* [EXERCISE DESCRIPTION]
Your task is to repeat the entries word for word while leaving out the pictures.

----- TASK INPUTS

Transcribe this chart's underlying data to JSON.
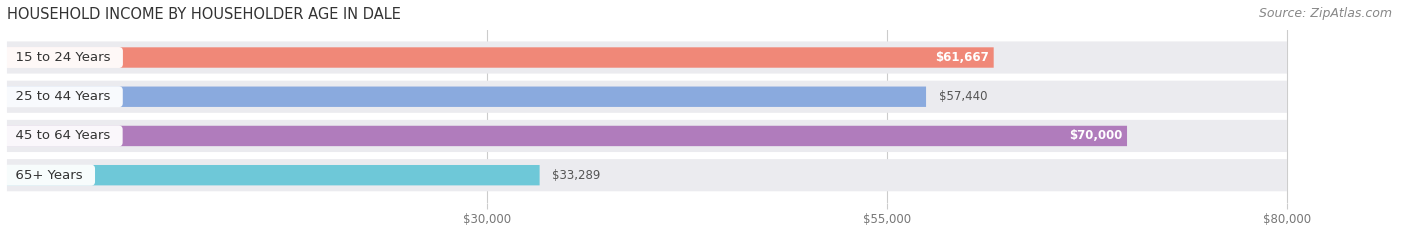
{
  "title": "HOUSEHOLD INCOME BY HOUSEHOLDER AGE IN DALE",
  "source": "Source: ZipAtlas.com",
  "categories": [
    "15 to 24 Years",
    "25 to 44 Years",
    "45 to 64 Years",
    "65+ Years"
  ],
  "values": [
    61667,
    57440,
    70000,
    33289
  ],
  "value_labels": [
    "$61,667",
    "$57,440",
    "$70,000",
    "$33,289"
  ],
  "bar_colors": [
    "#F08878",
    "#8AAADE",
    "#B07CBC",
    "#6EC8D8"
  ],
  "bar_bg_color": "#EBEBEF",
  "xlim_max": 87000,
  "data_max": 80000,
  "xticks": [
    30000,
    55000,
    80000
  ],
  "xtick_labels": [
    "$30,000",
    "$55,000",
    "$80,000"
  ],
  "title_fontsize": 10.5,
  "source_fontsize": 9,
  "label_fontsize": 9.5,
  "value_fontsize": 8.5,
  "bar_height": 0.52,
  "fig_bg": "#FFFFFF",
  "label_bg": "#FFFFFF",
  "value_inside_indices": [
    0,
    2
  ],
  "value_outside_indices": [
    1,
    3
  ]
}
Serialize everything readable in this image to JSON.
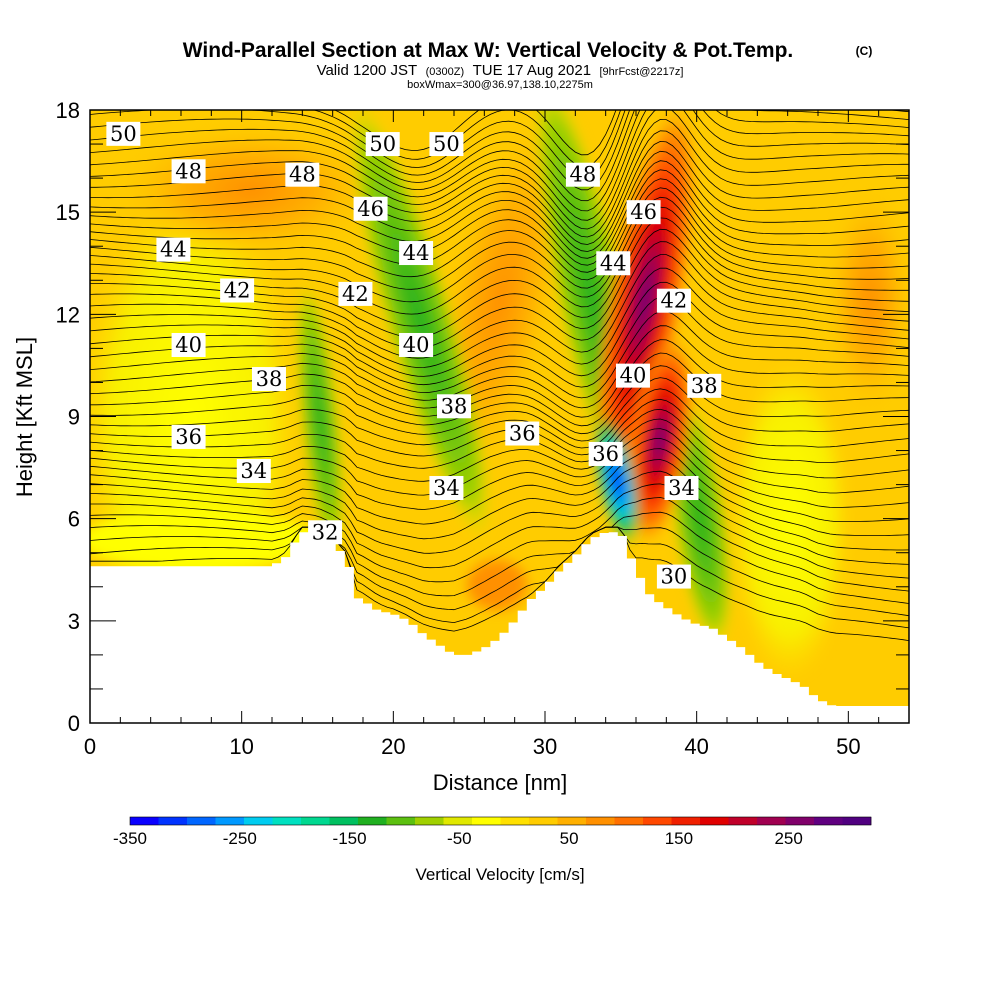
{
  "title": {
    "main": "Wind-Parallel Section at Max W: Vertical Velocity & Pot.Temp.",
    "copyright": "(C)",
    "valid_prefix": "Valid 1200 JST",
    "valid_utc": "(0300Z)",
    "valid_date": "TUE 17 Aug 2021",
    "forecast": "[9hrFcst@2217z]",
    "box": "boxWmax=300@36.97,138.10,2275m"
  },
  "chart_data": {
    "type": "heatmap",
    "xlabel": "Distance [nm]",
    "ylabel": "Height [Kft MSL]",
    "xlim": [
      0,
      54
    ],
    "ylim": [
      0,
      18
    ],
    "x_ticks": [
      0,
      10,
      20,
      30,
      40,
      50
    ],
    "y_ticks": [
      0,
      3,
      6,
      9,
      12,
      15,
      18
    ],
    "colorbar": {
      "label": "Vertical Velocity [cm/s]",
      "range": [
        -350,
        300
      ],
      "step": 25,
      "tick_values": [
        -350,
        -250,
        -150,
        -50,
        50,
        150,
        250
      ],
      "tick_labels": [
        "-350",
        "-250",
        "-150",
        "-50",
        "50",
        "150",
        "250"
      ],
      "colors": [
        "#0a00ff",
        "#0033ff",
        "#0066ff",
        "#0099ff",
        "#00ccf0",
        "#00e0c0",
        "#00d890",
        "#00c060",
        "#20b020",
        "#5cc010",
        "#a0d000",
        "#e0e800",
        "#ffff00",
        "#ffe000",
        "#ffcc00",
        "#ffb000",
        "#ff9000",
        "#ff7000",
        "#ff4800",
        "#f02000",
        "#e00000",
        "#c0002a",
        "#a00050",
        "#80006a",
        "#600080",
        "#500080"
      ]
    },
    "terrain_profile": {
      "x": [
        0,
        1,
        2,
        3,
        4,
        5,
        6,
        7,
        8,
        9,
        10,
        11,
        12,
        13,
        13.5,
        14,
        15,
        16,
        17,
        17.5,
        18,
        19,
        20,
        21,
        22,
        23,
        24,
        25,
        26,
        27,
        28,
        29,
        30,
        31,
        32,
        33,
        34,
        35,
        36,
        37,
        38,
        39,
        40,
        41,
        42,
        43,
        44,
        45,
        46,
        47,
        47.5,
        48,
        49,
        50,
        51,
        52,
        53,
        54
      ],
      "y": [
        4.6,
        4.6,
        4.6,
        4.6,
        4.6,
        4.6,
        4.6,
        4.6,
        4.6,
        4.6,
        4.6,
        4.6,
        4.6,
        4.9,
        5.3,
        5.6,
        5.6,
        5.3,
        4.8,
        3.7,
        3.6,
        3.3,
        3.2,
        3.0,
        2.6,
        2.3,
        2.0,
        2.0,
        2.2,
        2.5,
        3.0,
        3.6,
        4.0,
        4.5,
        4.9,
        5.4,
        5.6,
        5.6,
        4.5,
        3.7,
        3.4,
        3.1,
        2.9,
        2.8,
        2.5,
        2.2,
        1.8,
        1.5,
        1.3,
        1.1,
        0.9,
        0.7,
        0.5,
        0.5,
        0.5,
        0.5,
        0.5,
        0.5
      ]
    },
    "vertical_velocity_features": [
      {
        "name": "strong downdraft",
        "x": 34.5,
        "z": 6.8,
        "w": -350
      },
      {
        "name": "strong updraft",
        "x": 37.8,
        "z": 8.5,
        "w": 300
      },
      {
        "name": "updraft upper",
        "x": 37.0,
        "z": 13.0,
        "w": 175
      },
      {
        "name": "downdraft band",
        "x": 32.5,
        "z": 13.5,
        "w": -100
      },
      {
        "name": "downdraft band west",
        "x": 22.0,
        "z": 11.0,
        "w": -120
      },
      {
        "name": "updraft band west",
        "x": 25.5,
        "z": 13.0,
        "w": 110
      },
      {
        "name": "downdraft trailing",
        "x": 41.0,
        "z": 7.0,
        "w": -70
      }
    ],
    "isentrope_labels": [
      {
        "value": "50",
        "x": 2.2,
        "z": 17.3
      },
      {
        "value": "50",
        "x": 19.3,
        "z": 17.0
      },
      {
        "value": "50",
        "x": 23.5,
        "z": 17.0
      },
      {
        "value": "48",
        "x": 6.5,
        "z": 16.2
      },
      {
        "value": "48",
        "x": 14.0,
        "z": 16.1
      },
      {
        "value": "48",
        "x": 32.5,
        "z": 16.1
      },
      {
        "value": "46",
        "x": 18.5,
        "z": 15.1
      },
      {
        "value": "46",
        "x": 36.5,
        "z": 15.0
      },
      {
        "value": "44",
        "x": 5.5,
        "z": 13.9
      },
      {
        "value": "44",
        "x": 21.5,
        "z": 13.8
      },
      {
        "value": "44",
        "x": 34.5,
        "z": 13.5
      },
      {
        "value": "42",
        "x": 9.7,
        "z": 12.7
      },
      {
        "value": "42",
        "x": 17.5,
        "z": 12.6
      },
      {
        "value": "42",
        "x": 38.5,
        "z": 12.4
      },
      {
        "value": "40",
        "x": 6.5,
        "z": 11.1
      },
      {
        "value": "40",
        "x": 21.5,
        "z": 11.1
      },
      {
        "value": "40",
        "x": 35.8,
        "z": 10.2
      },
      {
        "value": "38",
        "x": 11.8,
        "z": 10.1
      },
      {
        "value": "38",
        "x": 24.0,
        "z": 9.3
      },
      {
        "value": "38",
        "x": 40.5,
        "z": 9.9
      },
      {
        "value": "36",
        "x": 6.5,
        "z": 8.4
      },
      {
        "value": "36",
        "x": 28.5,
        "z": 8.5
      },
      {
        "value": "36",
        "x": 34.0,
        "z": 7.9
      },
      {
        "value": "34",
        "x": 10.8,
        "z": 7.4
      },
      {
        "value": "34",
        "x": 23.5,
        "z": 6.9
      },
      {
        "value": "34",
        "x": 39.0,
        "z": 6.9
      },
      {
        "value": "32",
        "x": 15.5,
        "z": 5.6
      },
      {
        "value": "30",
        "x": 38.5,
        "z": 4.3
      }
    ]
  }
}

----------

* [OUTPUT]
Transcribe this chart's underlying data to JSON.
{
  "title": "HOUSEHOLD INCOME BY HOUSEHOLDER AGE IN DALE",
  "source": "Source: ZipAtlas.com",
  "categories": [
    "15 to 24 Years",
    "25 to 44 Years",
    "45 to 64 Years",
    "65+ Years"
  ],
  "values": [
    61667,
    57440,
    70000,
    33289
  ],
  "value_labels": [
    "$61,667",
    "$57,440",
    "$70,000",
    "$33,289"
  ],
  "bar_colors": [
    "#F08878",
    "#8AAADE",
    "#B07CBC",
    "#6EC8D8"
  ],
  "bar_bg_color": "#EBEBEF",
  "xlim_max": 87000,
  "data_max": 80000,
  "xticks": [
    30000,
    55000,
    80000
  ],
  "xtick_labels": [
    "$30,000",
    "$55,000",
    "$80,000"
  ],
  "title_fontsize": 10.5,
  "source_fontsize": 9,
  "label_fontsize": 9.5,
  "value_fontsize": 8.5,
  "bar_height": 0.52,
  "fig_bg": "#FFFFFF",
  "label_bg": "#FFFFFF",
  "value_inside_indices": [
    0,
    2
  ],
  "value_outside_indices": [
    1,
    3
  ]
}
Serialize everything readable in this image to JSON.
{
  "title": {
    "main": "Wind-Parallel Section at Max W: Vertical Velocity & Pot.Temp.",
    "copyright": "(C)",
    "valid_prefix": "Valid 1200 JST",
    "valid_utc": "(0300Z)",
    "valid_date": "TUE 17 Aug 2021",
    "forecast": "[9hrFcst@2217z]",
    "box": "boxWmax=300@36.97,138.10,2275m"
  },
  "chart_data": {
    "type": "heatmap",
    "xlabel": "Distance [nm]",
    "ylabel": "Height [Kft MSL]",
    "xlim": [
      0,
      54
    ],
    "ylim": [
      0,
      18
    ],
    "x_ticks": [
      0,
      10,
      20,
      30,
      40,
      50
    ],
    "y_ticks": [
      0,
      3,
      6,
      9,
      12,
      15,
      18
    ],
    "colorbar": {
      "label": "Vertical Velocity [cm/s]",
      "range": [
        -350,
        300
      ],
      "step": 25,
      "tick_values": [
        -350,
        -250,
        -150,
        -50,
        50,
        150,
        250
      ],
      "tick_labels": [
        "-350",
        "-250",
        "-150",
        "-50",
        "50",
        "150",
        "250"
      ],
      "colors": [
        "#0a00ff",
        "#0033ff",
        "#0066ff",
        "#0099ff",
        "#00ccf0",
        "#00e0c0",
        "#00d890",
        "#00c060",
        "#20b020",
        "#5cc010",
        "#a0d000",
        "#e0e800",
        "#ffff00",
        "#ffe000",
        "#ffcc00",
        "#ffb000",
        "#ff9000",
        "#ff7000",
        "#ff4800",
        "#f02000",
        "#e00000",
        "#c0002a",
        "#a00050",
        "#80006a",
        "#600080",
        "#500080"
      ]
    },
    "terrain_profile": {
      "x": [
        0,
        1,
        2,
        3,
        4,
        5,
        6,
        7,
        8,
        9,
        10,
        11,
        12,
        13,
        13.5,
        14,
        15,
        16,
        17,
        17.5,
        18,
        19,
        20,
        21,
        22,
        23,
        24,
        25,
        26,
        27,
        28,
        29,
        30,
        31,
        32,
        33,
        34,
        35,
        36,
        37,
        38,
        39,
        40,
        41,
        42,
        43,
        44,
        45,
        46,
        47,
        47.5,
        48,
        49,
        50,
        51,
        52,
        53,
        54
      ],
      "y": [
        4.6,
        4.6,
        4.6,
        4.6,
        4.6,
        4.6,
        4.6,
        4.6,
        4.6,
        4.6,
        4.6,
        4.6,
        4.6,
        4.9,
        5.3,
        5.6,
        5.6,
        5.3,
        4.8,
        3.7,
        3.6,
        3.3,
        3.2,
        3.0,
        2.6,
        2.3,
        2.0,
        2.0,
        2.2,
        2.5,
        3.0,
        3.6,
        4.0,
        4.5,
        4.9,
        5.4,
        5.6,
        5.6,
        4.5,
        3.7,
        3.4,
        3.1,
        2.9,
        2.8,
        2.5,
        2.2,
        1.8,
        1.5,
        1.3,
        1.1,
        0.9,
        0.7,
        0.5,
        0.5,
        0.5,
        0.5,
        0.5,
        0.5
      ]
    },
    "vertical_velocity_features": [
      {
        "name": "strong downdraft",
        "x": 34.5,
        "z": 6.8,
        "w": -350
      },
      {
        "name": "strong updraft",
        "x": 37.8,
        "z": 8.5,
        "w": 300
      },
      {
        "name": "updraft upper",
        "x": 37.0,
        "z": 13.0,
        "w": 175
      },
      {
        "name": "downdraft band",
        "x": 32.5,
        "z": 13.5,
        "w": -100
      },
      {
        "name": "downdraft band west",
        "x": 22.0,
        "z": 11.0,
        "w": -120
      },
      {
        "name": "updraft band west",
        "x": 25.5,
        "z": 13.0,
        "w": 110
      },
      {
        "name": "downdraft trailing",
        "x": 41.0,
        "z": 7.0,
        "w": -70
      }
    ],
    "isentrope_labels": [
      {
        "value": "50",
        "x": 2.2,
        "z": 17.3
      },
      {
        "value": "50",
        "x": 19.3,
        "z": 17.0
      },
      {
        "value": "50",
        "x": 23.5,
        "z": 17.0
      },
      {
        "value": "48",
        "x": 6.5,
        "z": 16.2
      },
      {
        "value": "48",
        "x": 14.0,
        "z": 16.1
      },
      {
        "value": "48",
        "x": 32.5,
        "z": 16.1
      },
      {
        "value": "46",
        "x": 18.5,
        "z": 15.1
      },
      {
        "value": "46",
        "x": 36.5,
        "z": 15.0
      },
      {
        "value": "44",
        "x": 5.5,
        "z": 13.9
      },
      {
        "value": "44",
        "x": 21.5,
        "z": 13.8
      },
      {
        "value": "44",
        "x": 34.5,
        "z": 13.5
      },
      {
        "value": "42",
        "x": 9.7,
        "z": 12.7
      },
      {
        "value": "42",
        "x": 17.5,
        "z": 12.6
      },
      {
        "value": "42",
        "x": 38.5,
        "z": 12.4
      },
      {
        "value": "40",
        "x": 6.5,
        "z": 11.1
      },
      {
        "value": "40",
        "x": 21.5,
        "z": 11.1
      },
      {
        "value": "40",
        "x": 35.8,
        "z": 10.2
      },
      {
        "value": "38",
        "x": 11.8,
        "z": 10.1
      },
      {
        "value": "38",
        "x": 24.0,
        "z": 9.3
      },
      {
        "value": "38",
        "x": 40.5,
        "z": 9.9
      },
      {
        "value": "36",
        "x": 6.5,
        "z": 8.4
      },
      {
        "value": "36",
        "x": 28.5,
        "z": 8.5
      },
      {
        "value": "36",
        "x": 34.0,
        "z": 7.9
      },
      {
        "value": "34",
        "x": 10.8,
        "z": 7.4
      },
      {
        "value": "34",
        "x": 23.5,
        "z": 6.9
      },
      {
        "value": "34",
        "x": 39.0,
        "z": 6.9
      },
      {
        "value": "32",
        "x": 15.5,
        "z": 5.6
      },
      {
        "value": "30",
        "x": 38.5,
        "z": 4.3
      }
    ]
  }
}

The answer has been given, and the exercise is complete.